■ Problem to work on
Wherever the word "Matéria" appears in a line, extract that line.

■ Extracted entries
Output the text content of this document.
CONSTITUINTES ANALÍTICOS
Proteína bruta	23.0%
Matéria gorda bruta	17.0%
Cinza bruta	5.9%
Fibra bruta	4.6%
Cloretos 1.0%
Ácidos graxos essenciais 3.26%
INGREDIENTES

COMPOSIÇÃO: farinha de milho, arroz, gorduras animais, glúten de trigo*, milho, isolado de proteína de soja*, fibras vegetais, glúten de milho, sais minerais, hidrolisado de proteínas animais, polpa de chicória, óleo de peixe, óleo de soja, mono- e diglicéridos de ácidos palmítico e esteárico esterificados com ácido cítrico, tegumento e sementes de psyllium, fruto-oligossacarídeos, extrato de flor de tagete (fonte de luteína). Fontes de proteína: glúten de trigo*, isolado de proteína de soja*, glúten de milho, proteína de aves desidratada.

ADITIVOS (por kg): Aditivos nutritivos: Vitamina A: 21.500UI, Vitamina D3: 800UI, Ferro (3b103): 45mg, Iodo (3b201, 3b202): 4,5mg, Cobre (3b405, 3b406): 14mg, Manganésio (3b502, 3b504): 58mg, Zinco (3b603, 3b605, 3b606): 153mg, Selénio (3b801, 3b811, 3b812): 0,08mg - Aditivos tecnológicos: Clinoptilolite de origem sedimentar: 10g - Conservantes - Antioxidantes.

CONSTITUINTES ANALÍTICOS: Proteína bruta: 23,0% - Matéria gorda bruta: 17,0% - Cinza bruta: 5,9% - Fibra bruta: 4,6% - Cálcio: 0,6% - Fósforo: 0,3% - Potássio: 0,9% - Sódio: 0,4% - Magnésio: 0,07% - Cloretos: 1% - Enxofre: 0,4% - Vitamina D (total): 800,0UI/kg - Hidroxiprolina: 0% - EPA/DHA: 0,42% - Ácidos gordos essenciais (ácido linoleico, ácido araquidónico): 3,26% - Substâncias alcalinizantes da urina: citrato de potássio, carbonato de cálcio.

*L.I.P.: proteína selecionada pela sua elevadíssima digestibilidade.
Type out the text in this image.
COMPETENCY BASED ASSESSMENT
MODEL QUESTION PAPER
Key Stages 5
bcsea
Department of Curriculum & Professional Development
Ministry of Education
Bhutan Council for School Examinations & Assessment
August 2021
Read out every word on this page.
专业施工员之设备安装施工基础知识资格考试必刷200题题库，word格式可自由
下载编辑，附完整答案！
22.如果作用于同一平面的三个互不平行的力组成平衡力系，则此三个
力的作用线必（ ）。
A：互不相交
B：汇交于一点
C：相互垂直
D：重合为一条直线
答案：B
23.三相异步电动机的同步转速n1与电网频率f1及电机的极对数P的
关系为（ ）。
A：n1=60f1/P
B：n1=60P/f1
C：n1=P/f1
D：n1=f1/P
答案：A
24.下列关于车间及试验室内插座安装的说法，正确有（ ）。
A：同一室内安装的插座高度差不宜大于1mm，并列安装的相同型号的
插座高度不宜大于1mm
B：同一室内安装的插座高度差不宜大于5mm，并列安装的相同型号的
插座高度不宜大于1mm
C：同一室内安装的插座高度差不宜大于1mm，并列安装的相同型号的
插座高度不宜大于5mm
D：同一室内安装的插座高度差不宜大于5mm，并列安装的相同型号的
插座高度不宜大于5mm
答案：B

■ Complete answer
Matéria gorda bruta	17.0%
CONSTITUINTES ANALÍTICOS: Proteína bruta: 23,0% - Matéria gorda bruta: 17,0% - Cinza bruta: 5,9% - Fibra bruta: 4,6% - Cálcio: 0,6% - Fósforo: 0,3% - Potássio: 0,9% - Sódio: 0,4% - Magnésio: 0,07% - Cloretos: 1% - Enxofre: 0,4% - Vitamina D (total): 800,0UI/kg - Hidroxiprolina: 0% - EPA/DHA: 0,42% - Ácidos gordos essenciais (ácido linoleico, ácido araquidónico): 3,26% - Substâncias alcalinizantes da urina: citrato de potássio, carbonato de cálcio.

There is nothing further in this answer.